■ Kaynak Metin ■
______________________________
Özellikle, İran’da demokratik değişim, hak ve özgürlük isteyenlerin bu konudaki aktivliği dikkat çekmektedir.
Azerbaycan’da, artık İran’daki gardaş ve bacıların durumuna hassaslık ciddi anlamda artmaya başlamıştır. Tabii ki burada İran’ın Azerbaycan’a yönelmiş anti duruşu da etkileyicidir. Diğer yandan İran’ın bu tutumunda Azerbaycanlıların, Türklük tutumu belirleyicidir.
Dolayısıyla bu konu birbirini etkilemiş bir konu haline gelmiştir.
***
ABD kongrelerinden, İran’daki Türklerin durumuna yönelik destekleyici beyanların çıkmaya başlaması dikkat çekicidir.
Amerika’nın Sesi radyosunda, İran’daki Türklerin kendi dilinde yayınlara tabi tutulması konusu bu arada gündeme gelmesi söz konusudur.
ABD’nin İran’la ilgili kendi hesaplarının olduğunu bilmekteyiz. Diger yandan İsrail’in bu konuda çabaları sözkonusudur. Özellikle bu hassas konu Azerbaycan’la İran arasında ciddi sıkıntı nedeni olmuştur. İran her fırsatta Azerbaycan aleyhinde yayınlardan, resmi beyanlardan kaçınmamaktadır. İran siyasetinde bu tip olaylara kindar yaklaşım aşikardır. Doğrudur bu konuda İran’ı anlamak mümkündür. Ama ısrarla İranlı milleti kurgusuyla devekuşu misali tutum sergilemek sorunu ziyadesiyle derinleştirmeye hizmet etmektedir. İran İranlı halkı anlayışıyla insanların tutumunu örtbas etmeye gayret ediyor. Bu ise olayı daha da körüklüyor. Hatta bu konuda hiç de samimi olmayan merkezleri de harekete geçiriyor.
Tabii ki İran geleneksel ve büyük bir devlettir. Hatta kindar tutumuyla bilinen, kurnazlığı ile dikkate alınmalıdır. Lakin ve ama bu oradaki etnik kimliklerin seslerinin duymazlıktan gelinmesini savunacak bir neden değildir.
______________________________
■ Verilen Veriler ■
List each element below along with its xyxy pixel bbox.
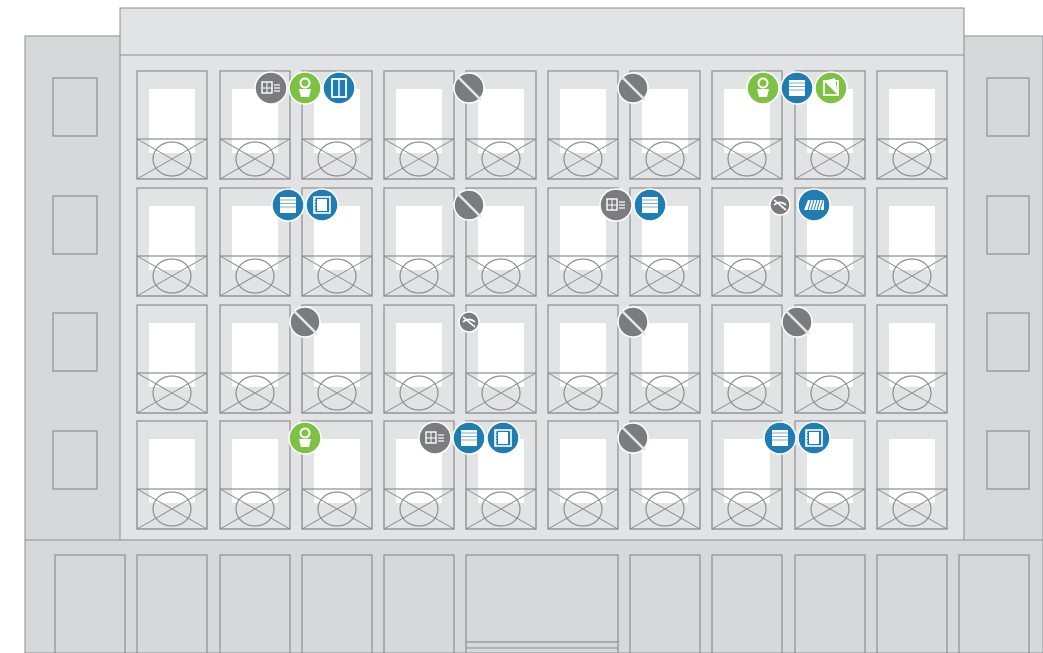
window-tilt-icon[interactable] bbox=[814, 71, 848, 105]
window-glass bbox=[642, 323, 688, 387]
plant-sensor-icon[interactable] bbox=[746, 71, 780, 105]
roller-shutter-icon[interactable] bbox=[254, 71, 288, 105]
no-signal-icon[interactable] bbox=[458, 311, 480, 333]
window-glass bbox=[724, 206, 770, 270]
marker-group[interactable] bbox=[458, 311, 480, 333]
marker-group[interactable] bbox=[254, 71, 356, 105]
window-blind-icon[interactable] bbox=[763, 421, 797, 455]
window-glass bbox=[232, 206, 278, 270]
window bbox=[876, 304, 948, 414]
window bbox=[876, 187, 948, 297]
not-connected-icon[interactable] bbox=[289, 306, 321, 338]
window-glass bbox=[232, 323, 278, 387]
window-glass bbox=[314, 323, 360, 387]
roller-shutter-icon[interactable] bbox=[418, 421, 452, 455]
window bbox=[383, 304, 455, 414]
marker-group[interactable] bbox=[617, 72, 649, 104]
marker-group[interactable] bbox=[418, 421, 520, 455]
window-glass bbox=[560, 439, 606, 503]
window-blind-icon[interactable] bbox=[633, 188, 667, 222]
window-glass bbox=[724, 439, 770, 503]
window-glass bbox=[642, 89, 688, 153]
door-sensor-icon[interactable] bbox=[322, 71, 356, 105]
marker-group[interactable] bbox=[288, 421, 322, 455]
window-glass bbox=[642, 439, 688, 503]
window-glass bbox=[396, 89, 442, 153]
window bbox=[876, 70, 948, 180]
glyph bbox=[461, 430, 477, 446]
ground-floor-band bbox=[24, 539, 1043, 653]
window-glass bbox=[149, 323, 195, 387]
window-glass bbox=[889, 323, 935, 387]
glyph bbox=[642, 197, 658, 213]
window-glass bbox=[396, 323, 442, 387]
marker-group[interactable] bbox=[453, 189, 485, 221]
window-glass bbox=[478, 89, 524, 153]
not-connected-icon[interactable] bbox=[781, 306, 813, 338]
glyph bbox=[498, 432, 508, 444]
window-blind-icon[interactable] bbox=[271, 188, 305, 222]
window bbox=[219, 420, 291, 530]
not-connected-icon[interactable] bbox=[617, 422, 649, 454]
window-glass bbox=[232, 439, 278, 503]
curtain-icon[interactable] bbox=[797, 421, 831, 455]
glyph bbox=[299, 89, 311, 97]
glyph bbox=[772, 430, 788, 446]
window-glass bbox=[724, 323, 770, 387]
glyph bbox=[809, 432, 819, 444]
window-glass bbox=[560, 206, 606, 270]
window-glass bbox=[314, 439, 360, 503]
not-connected-icon[interactable] bbox=[617, 72, 649, 104]
window bbox=[136, 304, 208, 414]
not-connected-icon[interactable] bbox=[617, 306, 649, 338]
window bbox=[136, 70, 208, 180]
window-glass bbox=[149, 206, 195, 270]
window bbox=[383, 187, 455, 297]
window bbox=[219, 304, 291, 414]
glyph bbox=[757, 89, 769, 97]
awning-icon[interactable] bbox=[797, 188, 831, 222]
window bbox=[136, 420, 208, 530]
window-glass bbox=[149, 89, 195, 153]
window bbox=[547, 304, 619, 414]
marker-group[interactable] bbox=[617, 422, 649, 454]
marker-group[interactable] bbox=[781, 306, 813, 338]
window-glass bbox=[807, 323, 853, 387]
window-glass bbox=[889, 206, 935, 270]
window-blind-icon[interactable] bbox=[780, 71, 814, 105]
building-facade-diagram bbox=[0, 0, 1043, 653]
window bbox=[383, 70, 455, 180]
glyph bbox=[280, 197, 296, 213]
curtain-icon[interactable] bbox=[305, 188, 339, 222]
curtain-icon[interactable] bbox=[486, 421, 520, 455]
window-glass bbox=[889, 89, 935, 153]
plant-sensor-icon[interactable] bbox=[288, 421, 322, 455]
not-connected-icon[interactable] bbox=[453, 189, 485, 221]
facade-svg bbox=[24, 7, 1043, 653]
marker-group[interactable] bbox=[453, 72, 485, 104]
window-glass bbox=[149, 439, 195, 503]
window-glass bbox=[396, 206, 442, 270]
window bbox=[547, 420, 619, 530]
plant-sensor-icon[interactable] bbox=[288, 71, 322, 105]
glyph bbox=[317, 199, 327, 211]
glyph bbox=[299, 439, 311, 447]
window-glass bbox=[560, 323, 606, 387]
window-glass bbox=[478, 206, 524, 270]
window bbox=[547, 70, 619, 180]
window bbox=[136, 187, 208, 297]
window-blind-icon[interactable] bbox=[452, 421, 486, 455]
window-glass bbox=[560, 89, 606, 153]
marker-group[interactable] bbox=[617, 306, 649, 338]
marker-group[interactable] bbox=[289, 306, 321, 338]
glyph bbox=[789, 80, 805, 96]
window-glass bbox=[478, 323, 524, 387]
marker-group[interactable] bbox=[746, 71, 848, 105]
roller-shutter-icon[interactable] bbox=[599, 188, 633, 222]
window bbox=[711, 304, 783, 414]
window bbox=[876, 420, 948, 530]
window-glass bbox=[889, 439, 935, 503]
no-signal-icon[interactable] bbox=[769, 194, 791, 216]
not-connected-icon[interactable] bbox=[453, 72, 485, 104]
______________________________
■ Verilen Problem A ■
Kaynak metinde adı geçen ülkeleri, her birini yalnızca bir kez yazarak sıralayınız.
■ Verilen Problem B ■
Verilen satırlarda "window-tilt-icon[interactable] bbox=[814, 71, 848, 105]" ifadesini içeren satırdan "window bbox=[383, 304, 455, 414]" ifadesini içeren satıra kadar olan satırları, bu iki satır da dahil olmak üzere, değiştirmeden geri veriniz.

■ Yazılı Çözüm A ■
İran, Azerbaycan, ABD (Amerika), İsrail

■ Yazılı Çözüm B ■
window-tilt-icon[interactable] bbox=[814, 71, 848, 105]
window-glass bbox=[642, 323, 688, 387]
plant-sensor-icon[interactable] bbox=[746, 71, 780, 105]
roller-shutter-icon[interactable] bbox=[254, 71, 288, 105]
no-signal-icon[interactable] bbox=[458, 311, 480, 333]
window-glass bbox=[724, 206, 770, 270]
marker-group[interactable] bbox=[458, 311, 480, 333]
marker-group[interactable] bbox=[254, 71, 356, 105]
window-blind-icon[interactable] bbox=[763, 421, 797, 455]
window-glass bbox=[232, 206, 278, 270]
window bbox=[876, 304, 948, 414]
window bbox=[876, 187, 948, 297]
not-connected-icon[interactable] bbox=[289, 306, 321, 338]
window-glass bbox=[232, 323, 278, 387]
window-glass bbox=[314, 323, 360, 387]
roller-shutter-icon[interactable] bbox=[418, 421, 452, 455]
window bbox=[383, 304, 455, 414]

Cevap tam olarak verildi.